* [Written request]: Lines containing the word "document" are to be located and copied.

* [Dataset]:
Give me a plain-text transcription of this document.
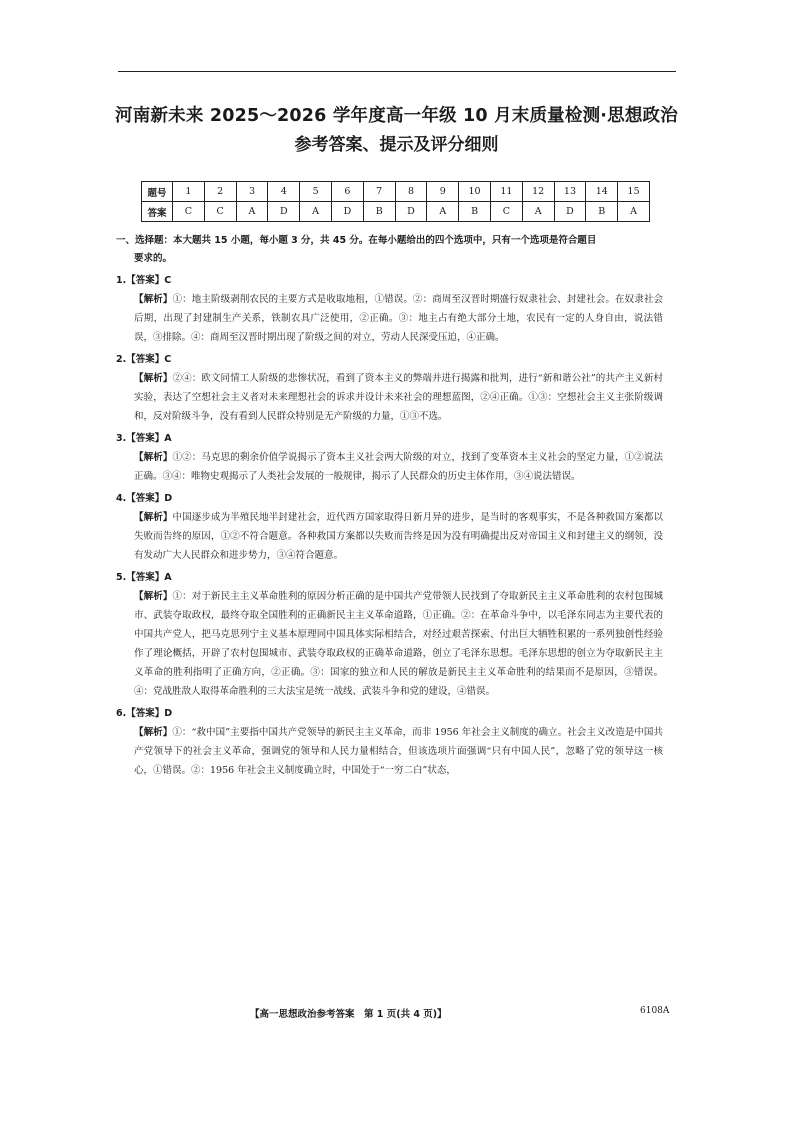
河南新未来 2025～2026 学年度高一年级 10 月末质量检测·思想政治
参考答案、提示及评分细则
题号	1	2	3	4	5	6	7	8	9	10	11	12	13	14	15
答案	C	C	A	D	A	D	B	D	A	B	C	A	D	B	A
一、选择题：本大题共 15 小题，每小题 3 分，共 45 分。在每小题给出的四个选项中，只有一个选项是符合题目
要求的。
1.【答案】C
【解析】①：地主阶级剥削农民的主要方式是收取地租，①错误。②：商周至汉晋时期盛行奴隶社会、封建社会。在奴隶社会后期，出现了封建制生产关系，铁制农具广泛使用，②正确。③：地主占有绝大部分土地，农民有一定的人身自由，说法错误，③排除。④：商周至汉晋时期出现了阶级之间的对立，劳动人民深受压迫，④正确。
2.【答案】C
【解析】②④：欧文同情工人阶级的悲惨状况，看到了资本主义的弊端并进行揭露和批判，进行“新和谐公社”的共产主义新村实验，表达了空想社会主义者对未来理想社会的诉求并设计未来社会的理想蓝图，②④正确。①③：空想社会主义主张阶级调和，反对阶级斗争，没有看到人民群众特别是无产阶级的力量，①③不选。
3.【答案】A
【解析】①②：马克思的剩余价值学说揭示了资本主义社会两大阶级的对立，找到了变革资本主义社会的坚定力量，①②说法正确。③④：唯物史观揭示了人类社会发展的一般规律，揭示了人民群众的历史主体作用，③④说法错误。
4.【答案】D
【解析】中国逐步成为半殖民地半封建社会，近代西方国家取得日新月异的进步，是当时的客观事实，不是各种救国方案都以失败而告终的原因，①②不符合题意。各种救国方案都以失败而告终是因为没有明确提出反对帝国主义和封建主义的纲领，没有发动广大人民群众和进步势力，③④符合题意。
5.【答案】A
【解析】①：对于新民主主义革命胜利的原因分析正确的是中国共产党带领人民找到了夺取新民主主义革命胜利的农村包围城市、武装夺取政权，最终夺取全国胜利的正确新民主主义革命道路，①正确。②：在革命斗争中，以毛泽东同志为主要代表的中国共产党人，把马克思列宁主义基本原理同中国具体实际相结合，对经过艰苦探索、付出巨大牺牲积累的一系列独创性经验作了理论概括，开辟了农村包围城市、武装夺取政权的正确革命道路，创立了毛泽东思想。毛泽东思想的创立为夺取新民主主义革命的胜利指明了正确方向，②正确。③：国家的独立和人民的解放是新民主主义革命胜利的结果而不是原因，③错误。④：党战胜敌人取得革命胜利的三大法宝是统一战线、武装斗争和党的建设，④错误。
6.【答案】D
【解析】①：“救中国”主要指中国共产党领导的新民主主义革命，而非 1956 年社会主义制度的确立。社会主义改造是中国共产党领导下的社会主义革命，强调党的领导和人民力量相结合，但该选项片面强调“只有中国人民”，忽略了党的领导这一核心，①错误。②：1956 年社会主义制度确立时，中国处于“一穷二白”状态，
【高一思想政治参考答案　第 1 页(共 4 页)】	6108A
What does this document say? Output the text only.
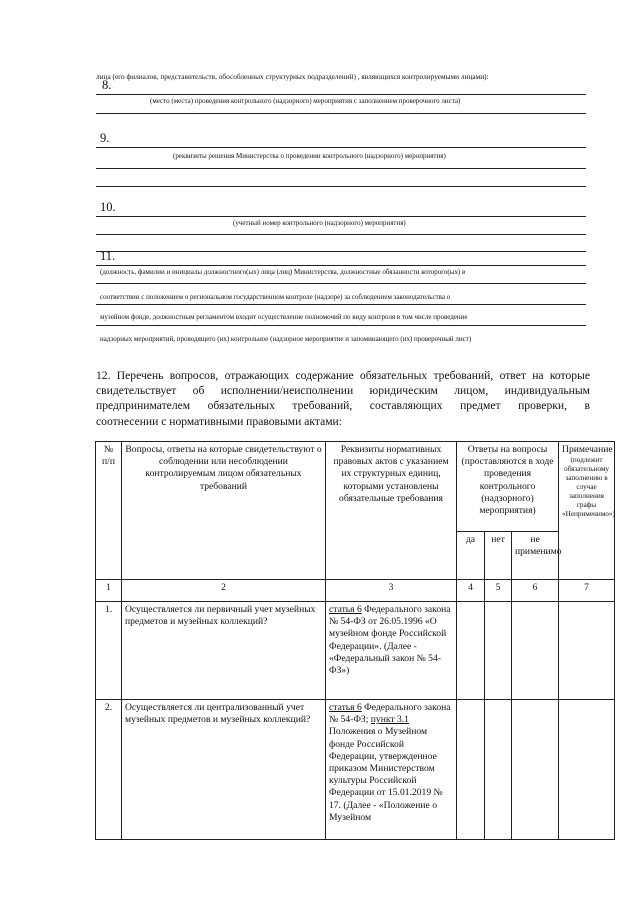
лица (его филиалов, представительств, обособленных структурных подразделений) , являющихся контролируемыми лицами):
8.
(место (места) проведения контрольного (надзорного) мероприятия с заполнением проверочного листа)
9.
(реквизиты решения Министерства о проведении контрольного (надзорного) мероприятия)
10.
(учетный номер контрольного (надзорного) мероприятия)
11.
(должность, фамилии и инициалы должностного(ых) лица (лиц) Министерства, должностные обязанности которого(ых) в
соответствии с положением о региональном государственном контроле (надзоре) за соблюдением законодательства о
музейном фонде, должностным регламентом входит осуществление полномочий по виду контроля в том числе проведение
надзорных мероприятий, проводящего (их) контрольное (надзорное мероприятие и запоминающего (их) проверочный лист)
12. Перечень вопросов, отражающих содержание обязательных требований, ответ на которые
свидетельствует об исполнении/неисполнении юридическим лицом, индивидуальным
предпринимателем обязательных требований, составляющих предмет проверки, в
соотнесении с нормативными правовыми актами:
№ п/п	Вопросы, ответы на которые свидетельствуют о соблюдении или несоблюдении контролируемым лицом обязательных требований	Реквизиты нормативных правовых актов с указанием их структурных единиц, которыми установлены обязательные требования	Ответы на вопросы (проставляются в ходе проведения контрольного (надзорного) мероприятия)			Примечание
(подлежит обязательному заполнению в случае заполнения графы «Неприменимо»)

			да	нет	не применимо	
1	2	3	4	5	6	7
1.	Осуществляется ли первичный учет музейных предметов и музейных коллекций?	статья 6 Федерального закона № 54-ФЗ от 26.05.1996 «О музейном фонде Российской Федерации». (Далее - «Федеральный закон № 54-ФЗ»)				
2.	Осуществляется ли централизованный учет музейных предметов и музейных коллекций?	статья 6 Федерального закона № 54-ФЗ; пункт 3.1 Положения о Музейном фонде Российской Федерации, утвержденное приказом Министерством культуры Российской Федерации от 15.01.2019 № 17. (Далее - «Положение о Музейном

* [Result of this task]:
Give me a plain-text transcription of this document.
What does this document say? Output the text only.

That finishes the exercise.